▸ CHALLENGE: Which lines below hold the word "color"? Report each one.

Figure content listings:
--
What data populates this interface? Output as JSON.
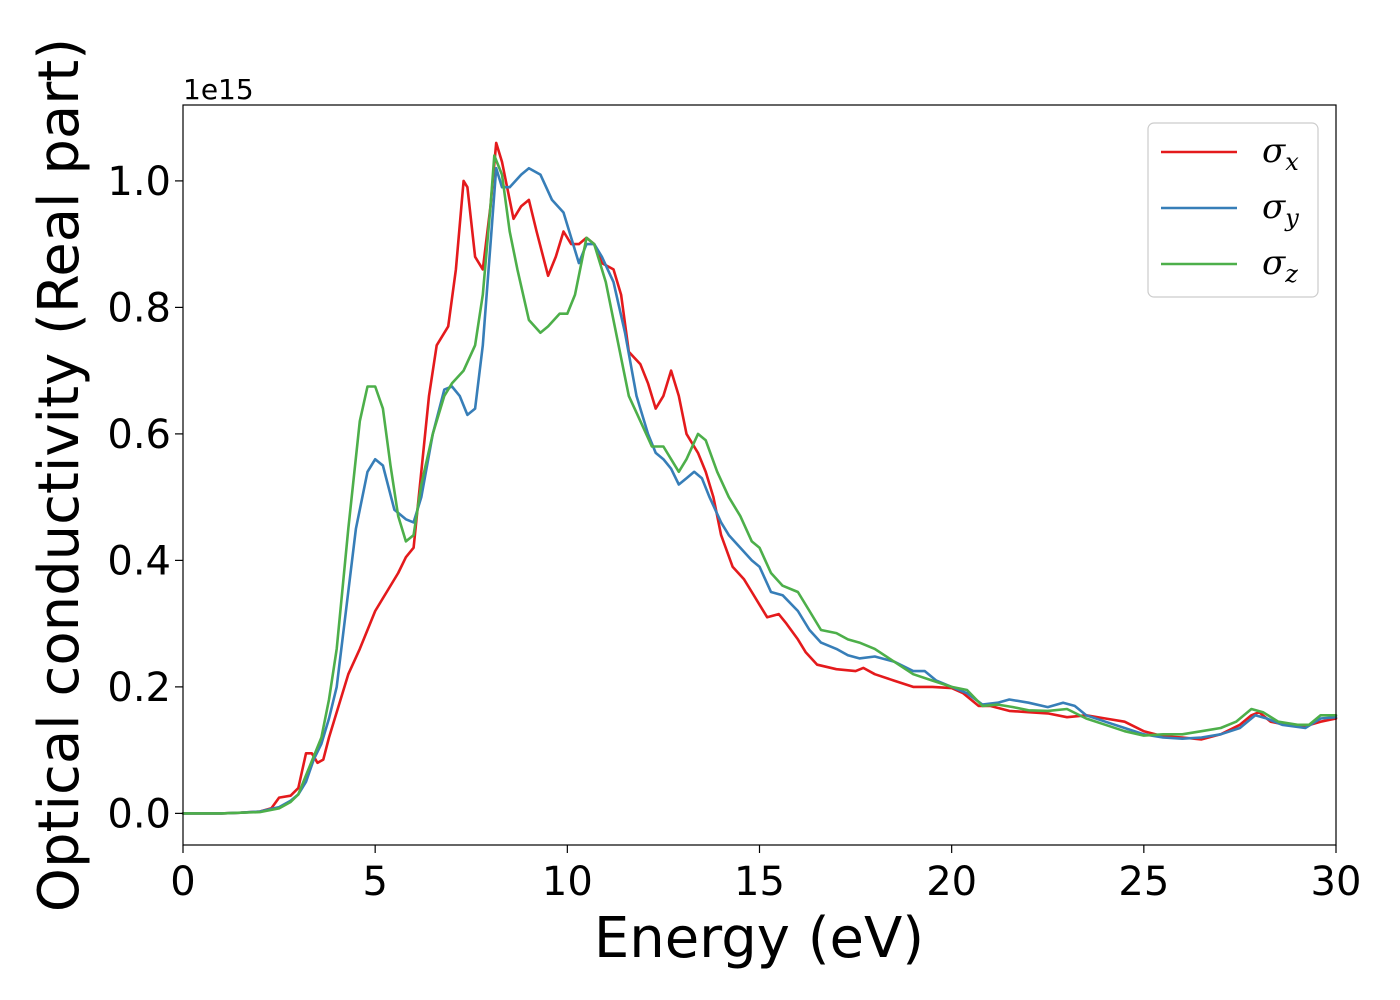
{
  "chart_data": {
    "type": "line",
    "xlabel": "Energy (eV)",
    "ylabel": "Optical conductivity (Real part)",
    "y_offset_text": "1e15",
    "xlim": [
      0,
      30
    ],
    "ylim": [
      -0.05,
      1.12
    ],
    "xticks": [
      0,
      5,
      10,
      15,
      20,
      25,
      30
    ],
    "xtick_labels": [
      "0",
      "5",
      "10",
      "15",
      "20",
      "25",
      "30"
    ],
    "yticks": [
      0.0,
      0.2,
      0.4,
      0.6,
      0.8,
      1.0
    ],
    "ytick_labels": [
      "0.0",
      "0.2",
      "0.4",
      "0.6",
      "0.8",
      "1.0"
    ],
    "grid": false,
    "legend_position": "top-right",
    "series": [
      {
        "name": "σx",
        "name_base": "σ",
        "name_sub": "x",
        "color": "#e41a1c",
        "points": [
          [
            0,
            0
          ],
          [
            1,
            0
          ],
          [
            1.5,
            0.001
          ],
          [
            2,
            0.003
          ],
          [
            2.3,
            0.008
          ],
          [
            2.5,
            0.025
          ],
          [
            2.8,
            0.028
          ],
          [
            3.0,
            0.04
          ],
          [
            3.2,
            0.095
          ],
          [
            3.35,
            0.095
          ],
          [
            3.5,
            0.08
          ],
          [
            3.65,
            0.085
          ],
          [
            3.8,
            0.12
          ],
          [
            4.0,
            0.16
          ],
          [
            4.3,
            0.22
          ],
          [
            4.6,
            0.26
          ],
          [
            5.0,
            0.32
          ],
          [
            5.3,
            0.35
          ],
          [
            5.6,
            0.38
          ],
          [
            5.8,
            0.405
          ],
          [
            6.0,
            0.42
          ],
          [
            6.2,
            0.54
          ],
          [
            6.4,
            0.66
          ],
          [
            6.6,
            0.74
          ],
          [
            6.9,
            0.77
          ],
          [
            7.1,
            0.86
          ],
          [
            7.3,
            1.0
          ],
          [
            7.4,
            0.99
          ],
          [
            7.6,
            0.88
          ],
          [
            7.8,
            0.86
          ],
          [
            8.0,
            0.96
          ],
          [
            8.15,
            1.06
          ],
          [
            8.3,
            1.03
          ],
          [
            8.6,
            0.94
          ],
          [
            8.8,
            0.96
          ],
          [
            9.0,
            0.97
          ],
          [
            9.2,
            0.92
          ],
          [
            9.5,
            0.85
          ],
          [
            9.7,
            0.88
          ],
          [
            9.9,
            0.92
          ],
          [
            10.1,
            0.9
          ],
          [
            10.3,
            0.9
          ],
          [
            10.5,
            0.91
          ],
          [
            10.7,
            0.9
          ],
          [
            10.9,
            0.87
          ],
          [
            11.2,
            0.86
          ],
          [
            11.4,
            0.82
          ],
          [
            11.6,
            0.73
          ],
          [
            11.9,
            0.71
          ],
          [
            12.1,
            0.68
          ],
          [
            12.3,
            0.64
          ],
          [
            12.5,
            0.66
          ],
          [
            12.7,
            0.7
          ],
          [
            12.9,
            0.66
          ],
          [
            13.1,
            0.6
          ],
          [
            13.4,
            0.57
          ],
          [
            13.6,
            0.54
          ],
          [
            13.8,
            0.5
          ],
          [
            14.0,
            0.44
          ],
          [
            14.3,
            0.39
          ],
          [
            14.6,
            0.37
          ],
          [
            14.8,
            0.35
          ],
          [
            15.0,
            0.33
          ],
          [
            15.2,
            0.31
          ],
          [
            15.5,
            0.315
          ],
          [
            15.7,
            0.3
          ],
          [
            16.0,
            0.275
          ],
          [
            16.2,
            0.255
          ],
          [
            16.5,
            0.235
          ],
          [
            17.0,
            0.228
          ],
          [
            17.5,
            0.225
          ],
          [
            17.7,
            0.23
          ],
          [
            18.0,
            0.22
          ],
          [
            18.5,
            0.21
          ],
          [
            19.0,
            0.2
          ],
          [
            19.5,
            0.2
          ],
          [
            20.0,
            0.198
          ],
          [
            20.3,
            0.19
          ],
          [
            20.7,
            0.17
          ],
          [
            21.0,
            0.17
          ],
          [
            21.5,
            0.162
          ],
          [
            22.0,
            0.16
          ],
          [
            22.5,
            0.158
          ],
          [
            23.0,
            0.152
          ],
          [
            23.5,
            0.155
          ],
          [
            24.0,
            0.15
          ],
          [
            24.5,
            0.145
          ],
          [
            25.0,
            0.13
          ],
          [
            25.5,
            0.122
          ],
          [
            26.0,
            0.12
          ],
          [
            26.5,
            0.117
          ],
          [
            27.0,
            0.125
          ],
          [
            27.5,
            0.14
          ],
          [
            27.8,
            0.155
          ],
          [
            28.0,
            0.16
          ],
          [
            28.3,
            0.145
          ],
          [
            28.7,
            0.14
          ],
          [
            29.2,
            0.138
          ],
          [
            29.6,
            0.145
          ],
          [
            30,
            0.15
          ]
        ]
      },
      {
        "name": "σy",
        "name_base": "σ",
        "name_sub": "y",
        "color": "#377eb8",
        "points": [
          [
            0,
            0
          ],
          [
            1,
            0
          ],
          [
            1.5,
            0.001
          ],
          [
            2,
            0.003
          ],
          [
            2.5,
            0.01
          ],
          [
            2.8,
            0.02
          ],
          [
            3.0,
            0.03
          ],
          [
            3.2,
            0.05
          ],
          [
            3.4,
            0.085
          ],
          [
            3.6,
            0.11
          ],
          [
            3.8,
            0.15
          ],
          [
            4.0,
            0.2
          ],
          [
            4.2,
            0.3
          ],
          [
            4.5,
            0.45
          ],
          [
            4.8,
            0.54
          ],
          [
            5.0,
            0.56
          ],
          [
            5.2,
            0.55
          ],
          [
            5.5,
            0.48
          ],
          [
            5.8,
            0.465
          ],
          [
            6.0,
            0.46
          ],
          [
            6.2,
            0.5
          ],
          [
            6.5,
            0.6
          ],
          [
            6.8,
            0.67
          ],
          [
            7.0,
            0.675
          ],
          [
            7.2,
            0.66
          ],
          [
            7.4,
            0.63
          ],
          [
            7.6,
            0.64
          ],
          [
            7.8,
            0.74
          ],
          [
            8.0,
            0.9
          ],
          [
            8.15,
            1.02
          ],
          [
            8.3,
            0.99
          ],
          [
            8.5,
            0.99
          ],
          [
            8.8,
            1.01
          ],
          [
            9.0,
            1.02
          ],
          [
            9.3,
            1.01
          ],
          [
            9.6,
            0.97
          ],
          [
            9.9,
            0.95
          ],
          [
            10.1,
            0.91
          ],
          [
            10.3,
            0.87
          ],
          [
            10.5,
            0.9
          ],
          [
            10.7,
            0.9
          ],
          [
            10.9,
            0.88
          ],
          [
            11.2,
            0.84
          ],
          [
            11.5,
            0.76
          ],
          [
            11.8,
            0.66
          ],
          [
            12.1,
            0.6
          ],
          [
            12.3,
            0.57
          ],
          [
            12.5,
            0.56
          ],
          [
            12.7,
            0.545
          ],
          [
            12.9,
            0.52
          ],
          [
            13.1,
            0.53
          ],
          [
            13.3,
            0.54
          ],
          [
            13.5,
            0.53
          ],
          [
            13.7,
            0.5
          ],
          [
            14.0,
            0.46
          ],
          [
            14.2,
            0.44
          ],
          [
            14.5,
            0.42
          ],
          [
            14.8,
            0.4
          ],
          [
            15.0,
            0.39
          ],
          [
            15.3,
            0.35
          ],
          [
            15.6,
            0.345
          ],
          [
            16.0,
            0.32
          ],
          [
            16.3,
            0.29
          ],
          [
            16.6,
            0.27
          ],
          [
            17.0,
            0.26
          ],
          [
            17.3,
            0.25
          ],
          [
            17.6,
            0.245
          ],
          [
            18.0,
            0.248
          ],
          [
            18.5,
            0.24
          ],
          [
            19.0,
            0.225
          ],
          [
            19.3,
            0.225
          ],
          [
            19.6,
            0.21
          ],
          [
            20.0,
            0.2
          ],
          [
            20.4,
            0.19
          ],
          [
            20.8,
            0.172
          ],
          [
            21.2,
            0.175
          ],
          [
            21.5,
            0.18
          ],
          [
            22.0,
            0.175
          ],
          [
            22.5,
            0.168
          ],
          [
            22.9,
            0.175
          ],
          [
            23.2,
            0.17
          ],
          [
            23.5,
            0.155
          ],
          [
            24.0,
            0.145
          ],
          [
            24.5,
            0.135
          ],
          [
            25.0,
            0.125
          ],
          [
            25.5,
            0.12
          ],
          [
            26.0,
            0.118
          ],
          [
            26.5,
            0.12
          ],
          [
            27.0,
            0.125
          ],
          [
            27.5,
            0.135
          ],
          [
            27.9,
            0.155
          ],
          [
            28.2,
            0.15
          ],
          [
            28.6,
            0.14
          ],
          [
            29.2,
            0.135
          ],
          [
            29.6,
            0.15
          ],
          [
            30,
            0.152
          ]
        ]
      },
      {
        "name": "σz",
        "name_base": "σ",
        "name_sub": "z",
        "color": "#4daf4a",
        "points": [
          [
            0,
            0
          ],
          [
            1,
            0
          ],
          [
            1.5,
            0.001
          ],
          [
            2,
            0.002
          ],
          [
            2.5,
            0.008
          ],
          [
            2.8,
            0.018
          ],
          [
            3.0,
            0.03
          ],
          [
            3.2,
            0.06
          ],
          [
            3.4,
            0.09
          ],
          [
            3.6,
            0.12
          ],
          [
            3.8,
            0.18
          ],
          [
            4.0,
            0.26
          ],
          [
            4.3,
            0.45
          ],
          [
            4.6,
            0.62
          ],
          [
            4.8,
            0.675
          ],
          [
            5.0,
            0.675
          ],
          [
            5.2,
            0.64
          ],
          [
            5.4,
            0.55
          ],
          [
            5.6,
            0.47
          ],
          [
            5.8,
            0.43
          ],
          [
            6.0,
            0.44
          ],
          [
            6.2,
            0.52
          ],
          [
            6.5,
            0.6
          ],
          [
            6.8,
            0.66
          ],
          [
            7.0,
            0.68
          ],
          [
            7.3,
            0.7
          ],
          [
            7.6,
            0.74
          ],
          [
            7.8,
            0.82
          ],
          [
            8.0,
            0.96
          ],
          [
            8.1,
            1.04
          ],
          [
            8.3,
            1.01
          ],
          [
            8.5,
            0.92
          ],
          [
            8.7,
            0.86
          ],
          [
            9.0,
            0.78
          ],
          [
            9.3,
            0.76
          ],
          [
            9.5,
            0.77
          ],
          [
            9.8,
            0.79
          ],
          [
            10.0,
            0.79
          ],
          [
            10.2,
            0.82
          ],
          [
            10.5,
            0.91
          ],
          [
            10.7,
            0.9
          ],
          [
            11.0,
            0.84
          ],
          [
            11.3,
            0.75
          ],
          [
            11.6,
            0.66
          ],
          [
            11.9,
            0.62
          ],
          [
            12.2,
            0.58
          ],
          [
            12.5,
            0.58
          ],
          [
            12.7,
            0.56
          ],
          [
            12.9,
            0.54
          ],
          [
            13.1,
            0.56
          ],
          [
            13.4,
            0.6
          ],
          [
            13.6,
            0.59
          ],
          [
            13.9,
            0.54
          ],
          [
            14.2,
            0.5
          ],
          [
            14.5,
            0.47
          ],
          [
            14.8,
            0.43
          ],
          [
            15.0,
            0.42
          ],
          [
            15.3,
            0.38
          ],
          [
            15.6,
            0.36
          ],
          [
            16.0,
            0.35
          ],
          [
            16.3,
            0.32
          ],
          [
            16.6,
            0.29
          ],
          [
            17.0,
            0.285
          ],
          [
            17.3,
            0.275
          ],
          [
            17.6,
            0.27
          ],
          [
            18.0,
            0.26
          ],
          [
            18.5,
            0.24
          ],
          [
            19.0,
            0.22
          ],
          [
            19.5,
            0.21
          ],
          [
            20.0,
            0.2
          ],
          [
            20.4,
            0.195
          ],
          [
            20.8,
            0.17
          ],
          [
            21.2,
            0.172
          ],
          [
            21.6,
            0.168
          ],
          [
            22.0,
            0.163
          ],
          [
            22.5,
            0.162
          ],
          [
            23.0,
            0.165
          ],
          [
            23.5,
            0.15
          ],
          [
            24.0,
            0.14
          ],
          [
            24.5,
            0.13
          ],
          [
            25.0,
            0.123
          ],
          [
            25.5,
            0.125
          ],
          [
            26.0,
            0.125
          ],
          [
            26.5,
            0.13
          ],
          [
            27.0,
            0.135
          ],
          [
            27.4,
            0.145
          ],
          [
            27.8,
            0.165
          ],
          [
            28.1,
            0.16
          ],
          [
            28.5,
            0.145
          ],
          [
            29.0,
            0.14
          ],
          [
            29.3,
            0.14
          ],
          [
            29.6,
            0.155
          ],
          [
            30,
            0.155
          ]
        ]
      }
    ]
  }
}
--
▸ SOLUTION:
        "color": "#e41a1c",
        "color": "#377eb8",
        "color": "#4daf4a",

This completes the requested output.